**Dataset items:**
:::
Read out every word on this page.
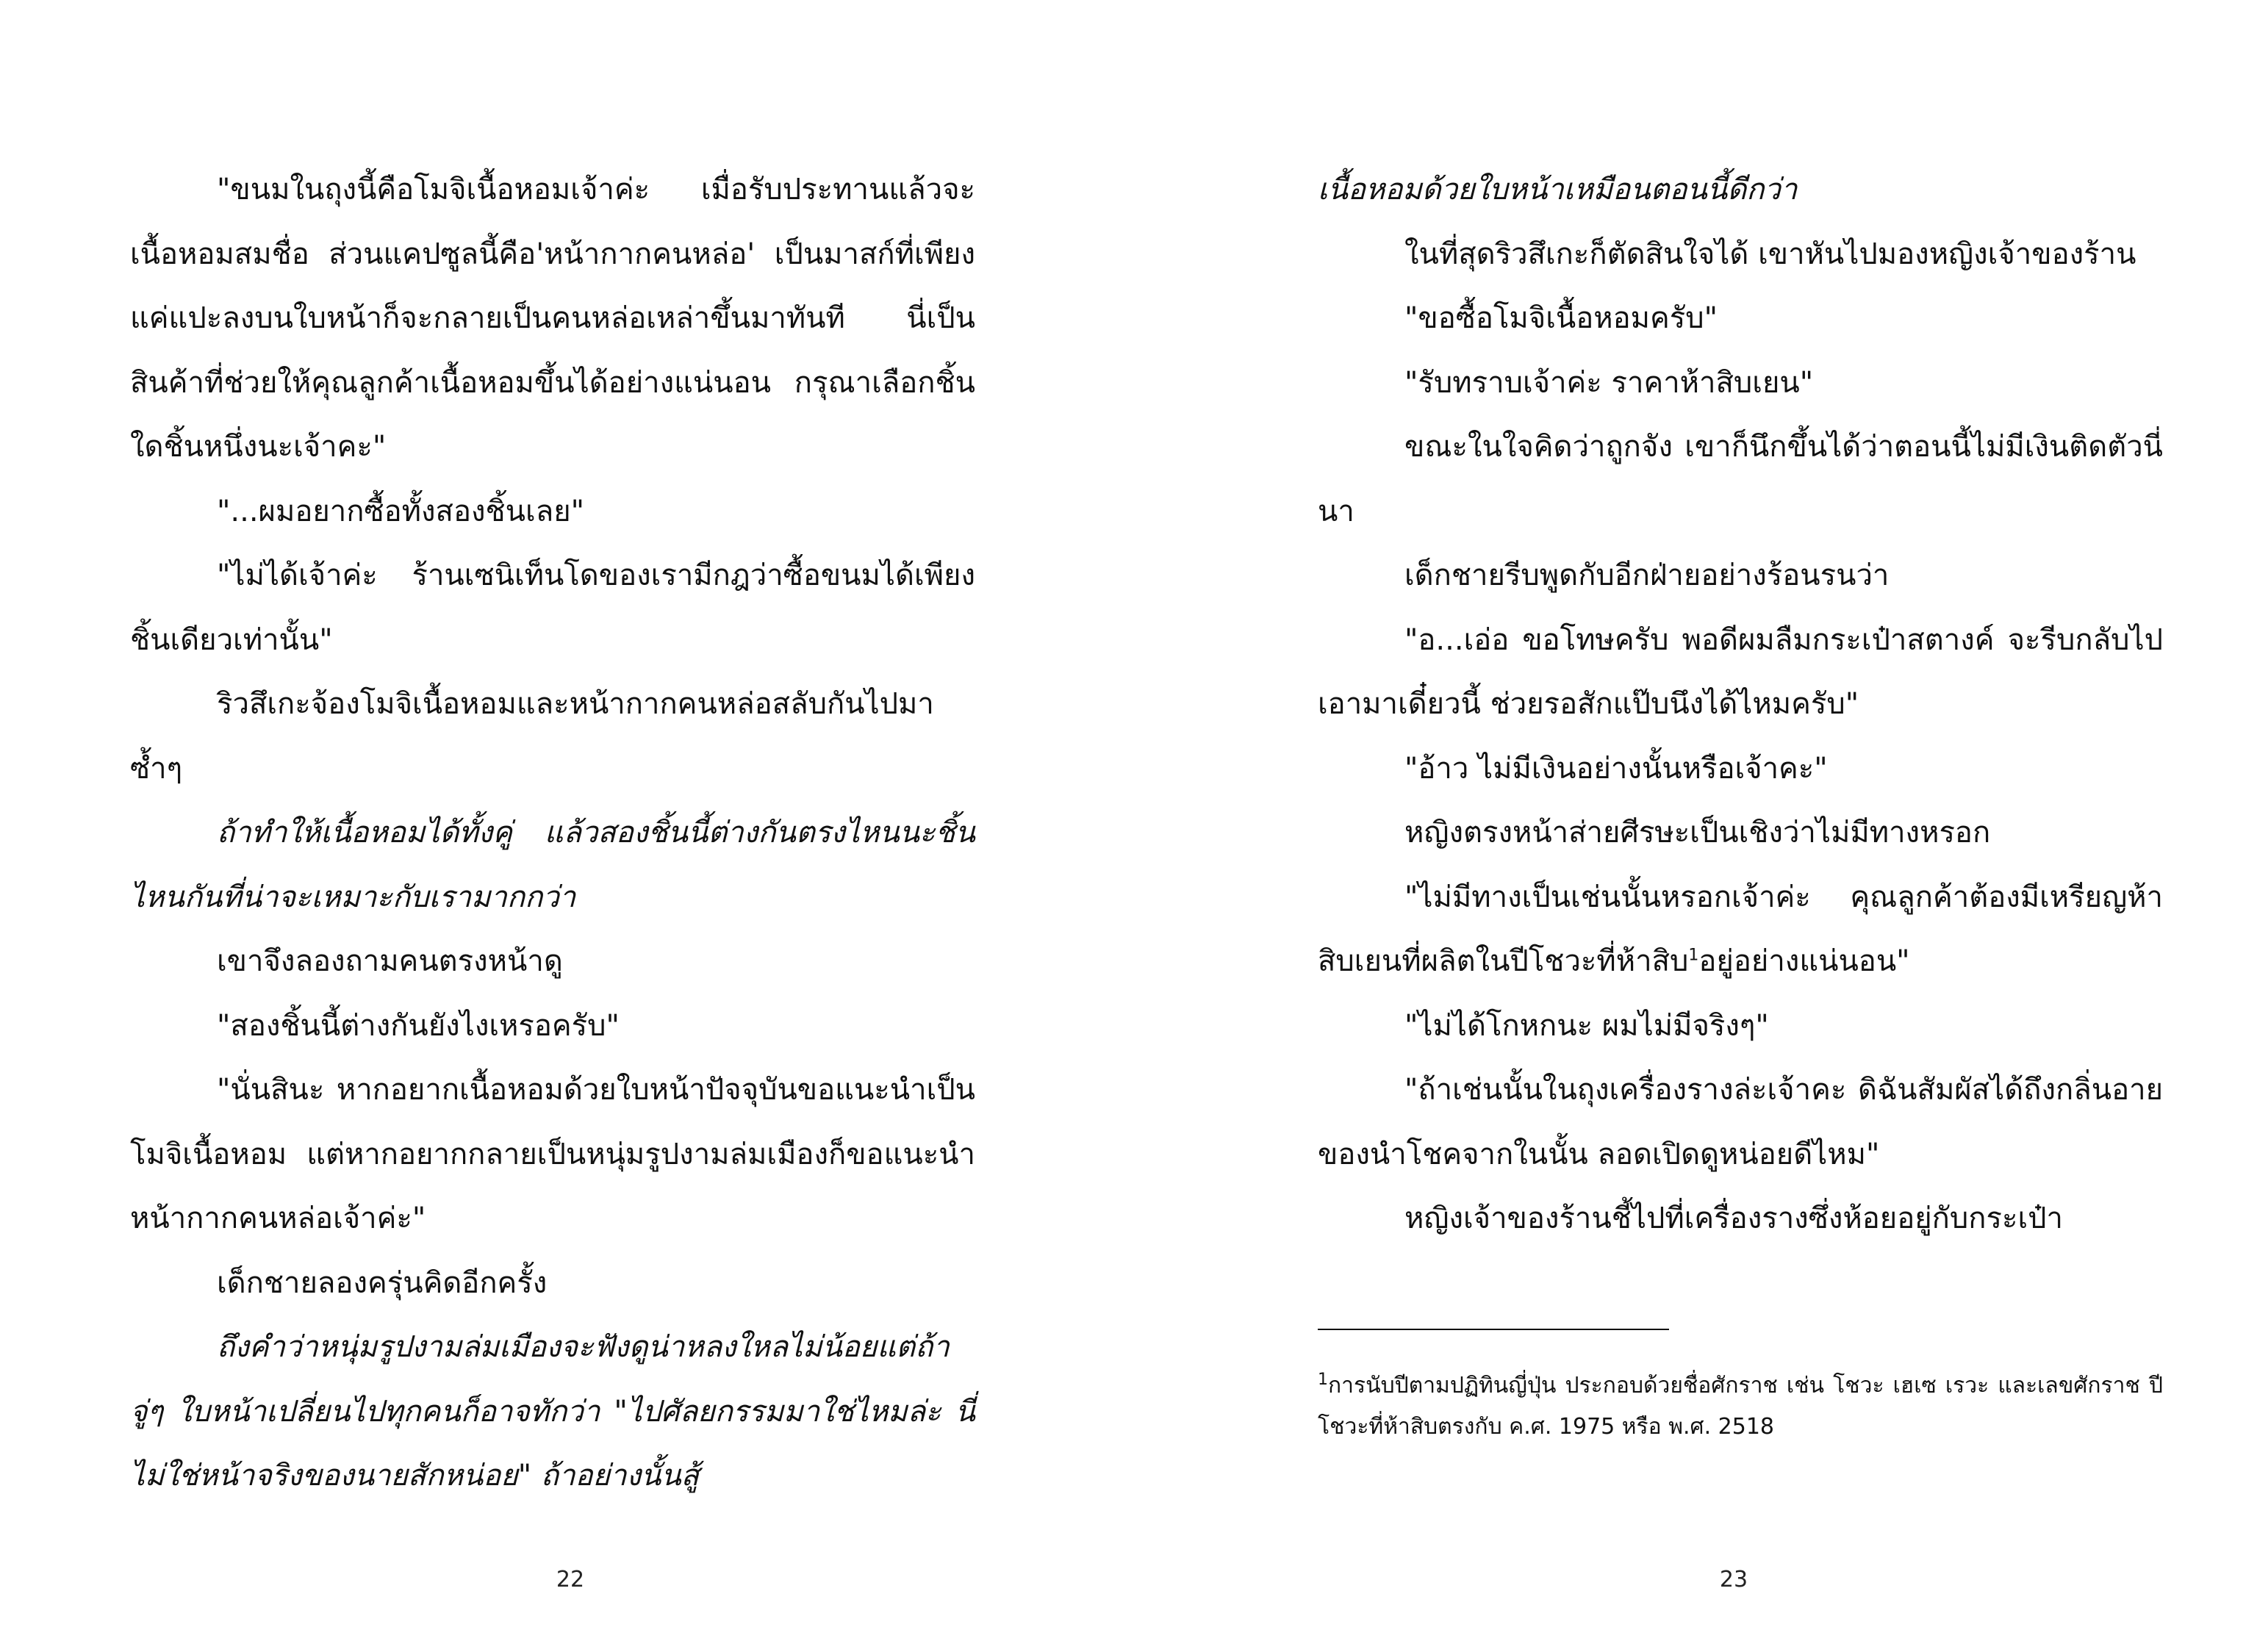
"ขนมในถุงนี้คือโมจิเนื้อหอมเจ้าค่ะ เมื่อรับประทานแล้วจะเนื้อหอมสมชื่อ ส่วนแคปซูลนี้คือ'หน้ากากคนหล่อ' เป็นมาสก์ที่เพียงแค่แปะลงบนใบหน้าก็จะกลายเป็นคนหล่อเหล่าขึ้นมาทันที นี่เป็นสินค้าที่ช่วยให้คุณลูกค้าเนื้อหอมขึ้นได้อย่างแน่นอน กรุณาเลือกชิ้นใดชิ้นหนึ่งนะเจ้าคะ"

"...ผมอยากซื้อทั้งสองชิ้นเลย"

"ไม่ได้เจ้าค่ะ ร้านเซนิเท็นโดของเรามีกฎว่าซื้อขนมได้เพียงชิ้นเดียวเท่านั้น"

ริวสึเกะจ้องโมจิเนื้อหอมและหน้ากากคนหล่อสลับกันไปมาซ้ำๆ

ถ้าทำให้เนื้อหอมได้ทั้งคู่ แล้วสองชิ้นนี้ต่างกันตรงไหนนะชิ้นไหนกันที่น่าจะเหมาะกับเรามากกว่า

เขาจึงลองถามคนตรงหน้าดู

"สองชิ้นนี้ต่างกันยังไงเหรอครับ"

"นั่นสินะ หากอยากเนื้อหอมด้วยใบหน้าปัจจุบันขอแนะนำเป็นโมจิเนื้อหอม แต่หากอยากกลายเป็นหนุ่มรูปงามล่มเมืองก็ขอแนะนำหน้ากากคนหล่อเจ้าค่ะ"

เด็กชายลองครุ่นคิดอีกครั้ง

ถึงคำว่าหนุ่มรูปงามล่มเมืองจะฟังดูน่าหลงใหลไม่น้อยแต่ถ้าจู่ๆ ใบหน้าเปลี่ยนไปทุกคนก็อาจทักว่า "ไปศัลยกรรมมาใช่ไหมล่ะ นี่ไม่ใช่หน้าจริงของนายสักหน่อย" ถ้าอย่างนั้นสู้

22

เนื้อหอมด้วยใบหน้าเหมือนตอนนี้ดีกว่า

ในที่สุดริวสึเกะก็ตัดสินใจได้ เขาหันไปมองหญิงเจ้าของร้าน

"ขอซื้อโมจิเนื้อหอมครับ"

"รับทราบเจ้าค่ะ ราคาห้าสิบเยน"

ขณะในใจคิดว่าถูกจัง เขาก็นึกขึ้นได้ว่าตอนนี้ไม่มีเงินติดตัวนี่นา

เด็กชายรีบพูดกับอีกฝ่ายอย่างร้อนรนว่า

"อ...เอ่อ ขอโทษครับ พอดีผมลืมกระเป๋าสตางค์ จะรีบกลับไปเอามาเดี๋ยวนี้ ช่วยรอสักแป๊บนึงได้ไหมครับ"

"อ้าว ไม่มีเงินอย่างนั้นหรือเจ้าคะ"

หญิงตรงหน้าส่ายศีรษะเป็นเชิงว่าไม่มีทางหรอก

"ไม่มีทางเป็นเช่นนั้นหรอกเจ้าค่ะ คุณลูกค้าต้องมีเหรียญห้าสิบเยนที่ผลิตในปีโชวะที่ห้าสิบ$^1$อยู่อย่างแน่นอน"

"ไม่ได้โกหกนะ ผมไม่มีจริงๆ"

"ถ้าเช่นนั้นในถุงเครื่องรางล่ะเจ้าคะ ดิฉันสัมผัสได้ถึงกลิ่นอายของนำโชคจากในนั้น ลอดเปิดดูหน่อยดีไหม"

หญิงเจ้าของร้านชี้ไปที่เครื่องรางซึ่งห้อยอยู่กับกระเป๋า

$^1$การนับปีตามปฏิทินญี่ปุ่น ประกอบด้วยชื่อศักราช เช่น โชวะ เฮเซ เรวะ และเลขศักราช ปีโชวะที่ห้าสิบตรงกับ ค.ศ. 1975 หรือ พ.ศ. 2518
23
:::
The listing above must be printed again exactly, minus its pictures.

Read out every word on this page.
"ขนมในถุงนี้คือโมจิเนื้อหอมเจ้าค่ะ เมื่อรับประทานแล้วจะเนื้อหอมสมชื่อ ส่วนแคปซูลนี้คือ'หน้ากากคนหล่อ' เป็นมาสก์ที่เพียงแค่แปะลงบนใบหน้าก็จะกลายเป็นคนหล่อเหล่าขึ้นมาทันที นี่เป็นสินค้าที่ช่วยให้คุณลูกค้าเนื้อหอมขึ้นได้อย่างแน่นอน กรุณาเลือกชิ้นใดชิ้นหนึ่งนะเจ้าคะ"

"...ผมอยากซื้อทั้งสองชิ้นเลย"

"ไม่ได้เจ้าค่ะ ร้านเซนิเท็นโดของเรามีกฎว่าซื้อขนมได้เพียงชิ้นเดียวเท่านั้น"

ริวสึเกะจ้องโมจิเนื้อหอมและหน้ากากคนหล่อสลับกันไปมาซ้ำๆ

ถ้าทำให้เนื้อหอมได้ทั้งคู่ แล้วสองชิ้นนี้ต่างกันตรงไหนนะชิ้นไหนกันที่น่าจะเหมาะกับเรามากกว่า

เขาจึงลองถามคนตรงหน้าดู

"สองชิ้นนี้ต่างกันยังไงเหรอครับ"

"นั่นสินะ หากอยากเนื้อหอมด้วยใบหน้าปัจจุบันขอแนะนำเป็นโมจิเนื้อหอม แต่หากอยากกลายเป็นหนุ่มรูปงามล่มเมืองก็ขอแนะนำหน้ากากคนหล่อเจ้าค่ะ"

เด็กชายลองครุ่นคิดอีกครั้ง

ถึงคำว่าหนุ่มรูปงามล่มเมืองจะฟังดูน่าหลงใหลไม่น้อยแต่ถ้าจู่ๆ ใบหน้าเปลี่ยนไปทุกคนก็อาจทักว่า "ไปศัลยกรรมมาใช่ไหมล่ะ นี่ไม่ใช่หน้าจริงของนายสักหน่อย" ถ้าอย่างนั้นสู้

22

เนื้อหอมด้วยใบหน้าเหมือนตอนนี้ดีกว่า

ในที่สุดริวสึเกะก็ตัดสินใจได้ เขาหันไปมองหญิงเจ้าของร้าน

"ขอซื้อโมจิเนื้อหอมครับ"

"รับทราบเจ้าค่ะ ราคาห้าสิบเยน"

ขณะในใจคิดว่าถูกจัง เขาก็นึกขึ้นได้ว่าตอนนี้ไม่มีเงินติดตัวนี่นา

เด็กชายรีบพูดกับอีกฝ่ายอย่างร้อนรนว่า

"อ...เอ่อ ขอโทษครับ พอดีผมลืมกระเป๋าสตางค์ จะรีบกลับไปเอามาเดี๋ยวนี้ ช่วยรอสักแป๊บนึงได้ไหมครับ"

"อ้าว ไม่มีเงินอย่างนั้นหรือเจ้าคะ"

หญิงตรงหน้าส่ายศีรษะเป็นเชิงว่าไม่มีทางหรอก

"ไม่มีทางเป็นเช่นนั้นหรอกเจ้าค่ะ คุณลูกค้าต้องมีเหรียญห้าสิบเยนที่ผลิตในปีโชวะที่ห้าสิบ$^1$อยู่อย่างแน่นอน"

"ไม่ได้โกหกนะ ผมไม่มีจริงๆ"

"ถ้าเช่นนั้นในถุงเครื่องรางล่ะเจ้าคะ ดิฉันสัมผัสได้ถึงกลิ่นอายของนำโชคจากในนั้น ลอดเปิดดูหน่อยดีไหม"

หญิงเจ้าของร้านชี้ไปที่เครื่องรางซึ่งห้อยอยู่กับกระเป๋า

$^1$การนับปีตามปฏิทินญี่ปุ่น ประกอบด้วยชื่อศักราช เช่น โชวะ เฮเซ เรวะ และเลขศักราช ปีโชวะที่ห้าสิบตรงกับ ค.ศ. 1975 หรือ พ.ศ. 2518
23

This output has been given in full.